JOB
Pull out every line below that contains the word "kind".

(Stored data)
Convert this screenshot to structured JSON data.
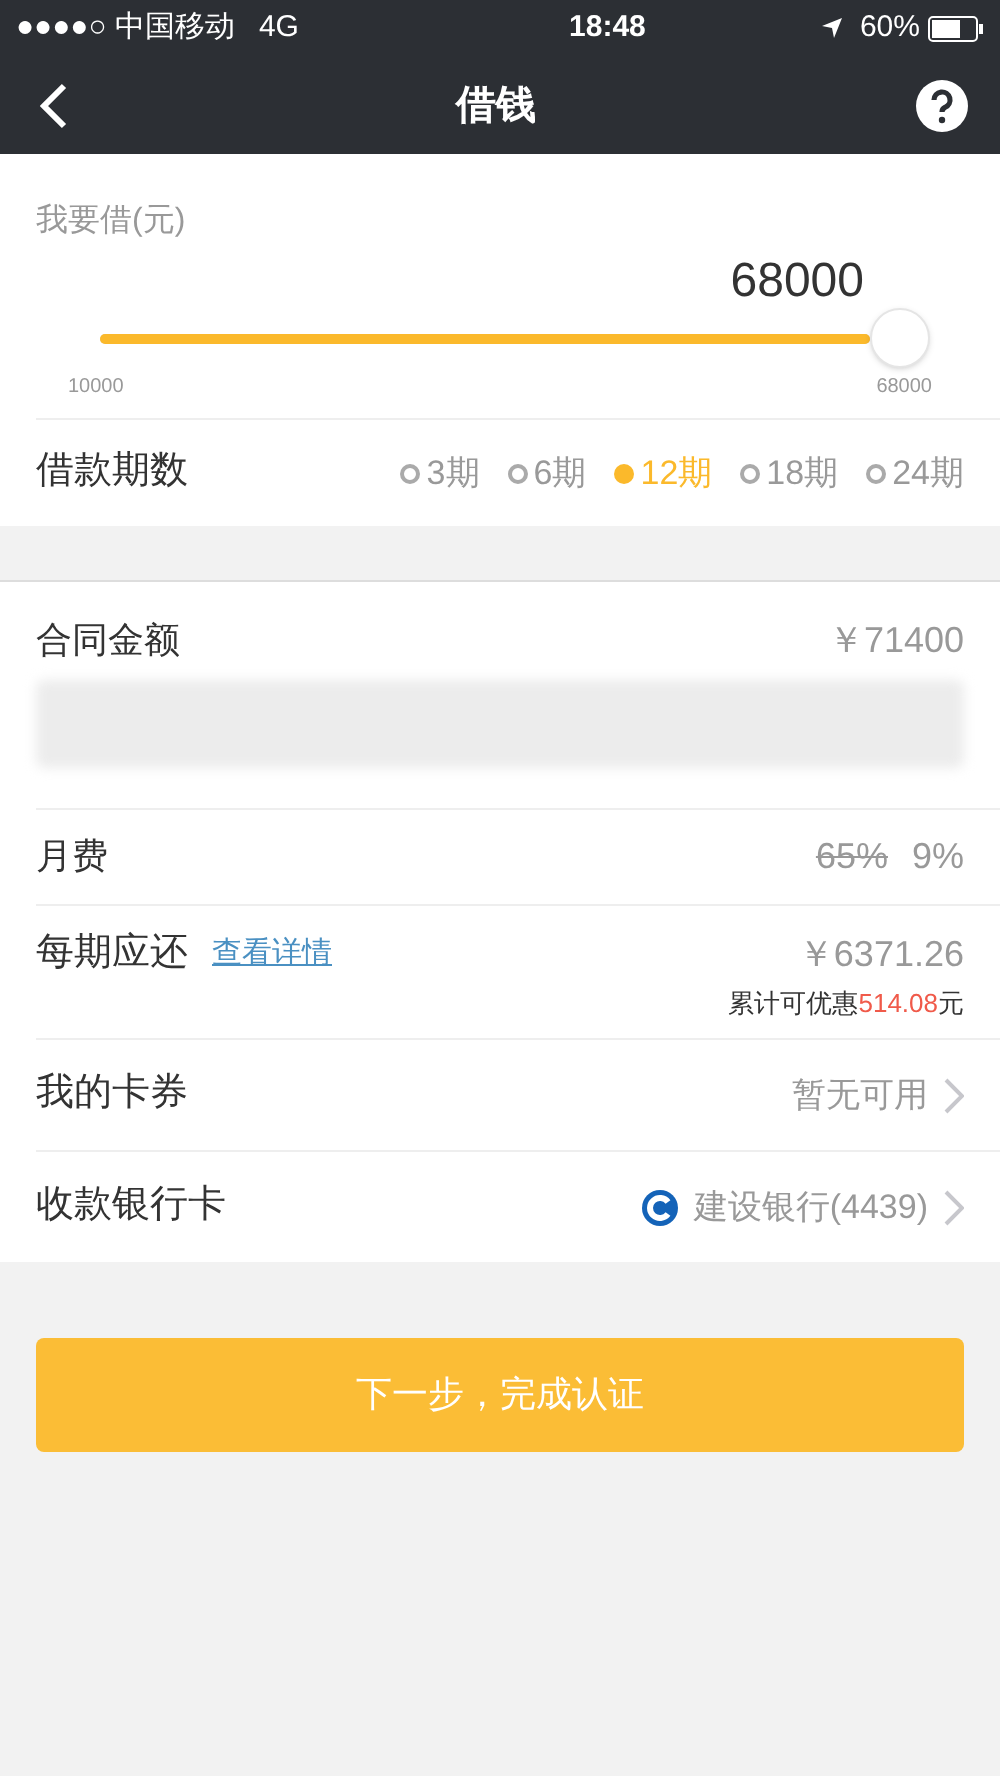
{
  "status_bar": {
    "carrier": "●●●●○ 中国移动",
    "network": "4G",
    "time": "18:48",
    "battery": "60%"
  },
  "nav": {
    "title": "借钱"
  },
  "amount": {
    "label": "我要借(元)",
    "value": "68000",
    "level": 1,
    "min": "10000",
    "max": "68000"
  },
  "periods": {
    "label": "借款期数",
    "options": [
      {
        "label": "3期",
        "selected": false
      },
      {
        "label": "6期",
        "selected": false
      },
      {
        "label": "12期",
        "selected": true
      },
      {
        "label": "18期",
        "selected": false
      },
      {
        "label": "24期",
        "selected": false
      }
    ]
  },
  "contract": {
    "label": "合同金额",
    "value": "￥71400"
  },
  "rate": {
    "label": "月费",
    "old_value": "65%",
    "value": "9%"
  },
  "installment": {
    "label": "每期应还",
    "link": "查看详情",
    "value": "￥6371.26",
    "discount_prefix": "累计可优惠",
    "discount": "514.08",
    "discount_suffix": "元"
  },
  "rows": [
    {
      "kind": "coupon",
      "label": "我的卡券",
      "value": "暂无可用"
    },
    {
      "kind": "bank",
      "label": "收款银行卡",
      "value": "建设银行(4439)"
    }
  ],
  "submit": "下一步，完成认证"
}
---
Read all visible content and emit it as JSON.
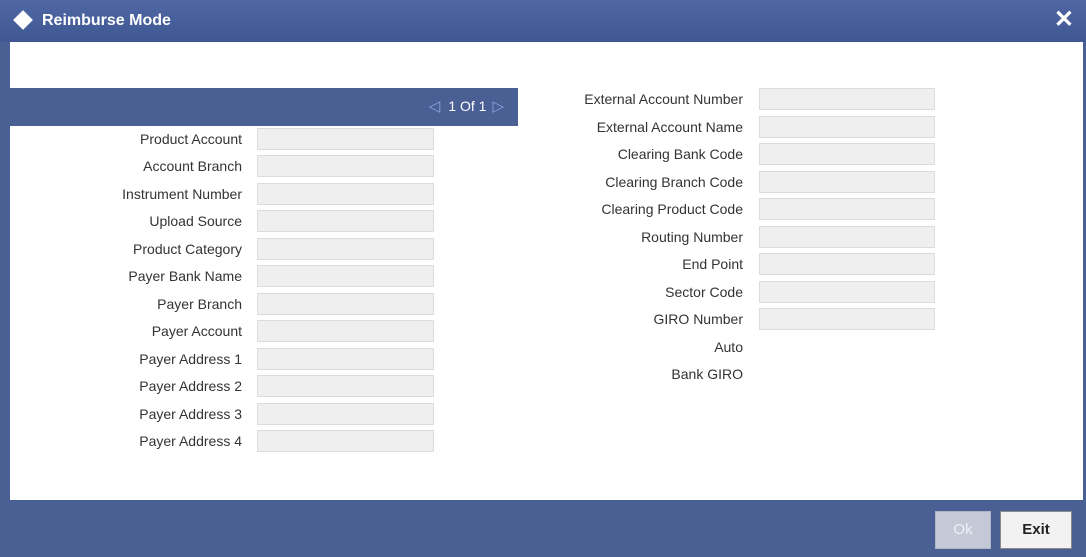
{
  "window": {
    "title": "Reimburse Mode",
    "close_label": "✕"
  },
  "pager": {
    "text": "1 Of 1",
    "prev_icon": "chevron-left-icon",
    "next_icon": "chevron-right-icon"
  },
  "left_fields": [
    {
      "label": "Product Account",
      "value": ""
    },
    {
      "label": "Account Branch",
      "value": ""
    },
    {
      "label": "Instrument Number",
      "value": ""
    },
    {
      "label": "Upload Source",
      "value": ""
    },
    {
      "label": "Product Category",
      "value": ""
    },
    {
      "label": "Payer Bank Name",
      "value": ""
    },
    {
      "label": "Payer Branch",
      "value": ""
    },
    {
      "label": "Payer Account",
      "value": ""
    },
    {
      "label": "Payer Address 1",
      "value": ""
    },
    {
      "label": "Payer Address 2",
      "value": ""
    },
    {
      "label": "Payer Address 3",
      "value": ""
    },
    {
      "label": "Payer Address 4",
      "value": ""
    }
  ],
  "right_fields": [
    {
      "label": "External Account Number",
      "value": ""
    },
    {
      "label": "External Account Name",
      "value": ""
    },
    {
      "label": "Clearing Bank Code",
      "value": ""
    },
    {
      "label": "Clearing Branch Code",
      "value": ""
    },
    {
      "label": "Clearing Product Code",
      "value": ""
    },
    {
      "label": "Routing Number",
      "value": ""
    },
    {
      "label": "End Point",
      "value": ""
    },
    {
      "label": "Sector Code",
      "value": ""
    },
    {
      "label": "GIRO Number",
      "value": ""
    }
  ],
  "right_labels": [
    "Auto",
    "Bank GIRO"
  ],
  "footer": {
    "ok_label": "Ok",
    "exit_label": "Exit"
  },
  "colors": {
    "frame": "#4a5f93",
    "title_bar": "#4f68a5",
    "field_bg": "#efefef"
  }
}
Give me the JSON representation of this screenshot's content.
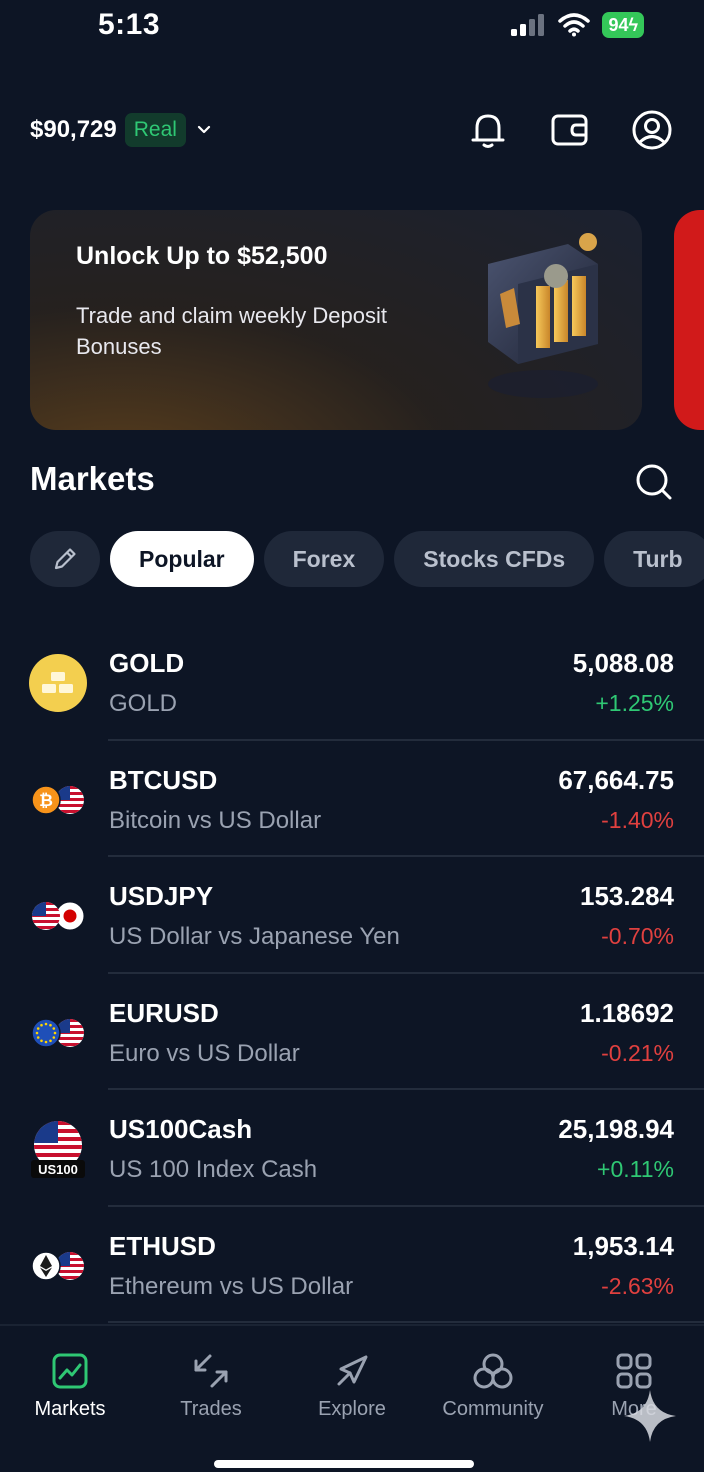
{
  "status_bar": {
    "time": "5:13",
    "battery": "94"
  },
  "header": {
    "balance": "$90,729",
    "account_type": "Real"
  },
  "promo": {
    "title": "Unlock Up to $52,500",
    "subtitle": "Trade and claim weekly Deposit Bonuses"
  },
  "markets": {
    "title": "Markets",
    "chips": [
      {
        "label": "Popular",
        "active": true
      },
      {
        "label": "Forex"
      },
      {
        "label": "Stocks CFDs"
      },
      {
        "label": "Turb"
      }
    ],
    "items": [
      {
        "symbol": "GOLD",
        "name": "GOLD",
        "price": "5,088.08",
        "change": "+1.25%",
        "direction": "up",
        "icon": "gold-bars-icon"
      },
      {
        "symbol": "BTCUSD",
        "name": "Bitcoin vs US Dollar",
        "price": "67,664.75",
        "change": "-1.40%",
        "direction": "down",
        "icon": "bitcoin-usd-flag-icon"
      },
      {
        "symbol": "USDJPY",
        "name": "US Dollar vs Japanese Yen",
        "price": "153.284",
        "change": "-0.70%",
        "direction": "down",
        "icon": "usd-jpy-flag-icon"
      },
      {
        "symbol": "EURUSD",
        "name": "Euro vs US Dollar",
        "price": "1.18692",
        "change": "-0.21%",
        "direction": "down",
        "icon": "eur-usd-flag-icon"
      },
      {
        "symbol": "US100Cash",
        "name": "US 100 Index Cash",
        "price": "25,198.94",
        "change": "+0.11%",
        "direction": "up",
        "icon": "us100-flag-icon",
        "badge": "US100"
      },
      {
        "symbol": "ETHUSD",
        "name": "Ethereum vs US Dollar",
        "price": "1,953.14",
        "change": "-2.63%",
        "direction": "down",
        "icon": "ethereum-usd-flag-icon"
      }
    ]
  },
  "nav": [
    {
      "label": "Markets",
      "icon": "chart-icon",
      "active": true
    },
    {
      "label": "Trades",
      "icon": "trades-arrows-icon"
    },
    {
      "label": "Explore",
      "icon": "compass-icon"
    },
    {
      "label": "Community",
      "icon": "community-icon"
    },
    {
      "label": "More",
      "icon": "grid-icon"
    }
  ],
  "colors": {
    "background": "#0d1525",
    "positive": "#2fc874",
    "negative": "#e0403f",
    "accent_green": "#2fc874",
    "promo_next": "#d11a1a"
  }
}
---
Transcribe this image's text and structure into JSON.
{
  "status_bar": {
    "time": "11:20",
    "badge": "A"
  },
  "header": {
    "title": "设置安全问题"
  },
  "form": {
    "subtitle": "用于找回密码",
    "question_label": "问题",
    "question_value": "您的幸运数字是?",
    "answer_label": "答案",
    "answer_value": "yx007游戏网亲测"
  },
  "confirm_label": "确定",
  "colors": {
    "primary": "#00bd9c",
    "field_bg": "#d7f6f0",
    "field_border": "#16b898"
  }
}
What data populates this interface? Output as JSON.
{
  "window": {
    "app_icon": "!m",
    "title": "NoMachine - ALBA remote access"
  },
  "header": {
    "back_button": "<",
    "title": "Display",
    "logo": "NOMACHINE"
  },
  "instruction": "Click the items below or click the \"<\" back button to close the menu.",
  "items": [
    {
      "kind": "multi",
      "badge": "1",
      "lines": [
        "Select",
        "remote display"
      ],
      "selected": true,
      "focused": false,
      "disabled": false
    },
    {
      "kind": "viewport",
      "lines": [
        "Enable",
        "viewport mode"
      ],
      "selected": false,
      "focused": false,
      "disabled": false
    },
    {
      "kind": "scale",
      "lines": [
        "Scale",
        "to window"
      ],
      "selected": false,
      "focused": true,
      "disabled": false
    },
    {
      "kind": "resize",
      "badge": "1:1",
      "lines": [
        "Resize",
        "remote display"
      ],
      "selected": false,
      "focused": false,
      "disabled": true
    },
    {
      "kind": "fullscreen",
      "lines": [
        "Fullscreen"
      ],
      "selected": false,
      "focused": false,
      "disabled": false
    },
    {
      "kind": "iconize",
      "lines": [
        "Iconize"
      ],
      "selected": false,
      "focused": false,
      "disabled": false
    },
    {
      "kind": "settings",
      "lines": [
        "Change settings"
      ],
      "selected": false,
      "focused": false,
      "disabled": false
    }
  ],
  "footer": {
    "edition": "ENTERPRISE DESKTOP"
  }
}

ANSWER IN FULL
      "kind": "coupon",
      "kind": "bank",
      "kind": "multi",
      "kind": "viewport",
      "kind": "scale",
      "kind": "resize",
      "kind": "fullscreen",
      "kind": "iconize",
      "kind": "settings",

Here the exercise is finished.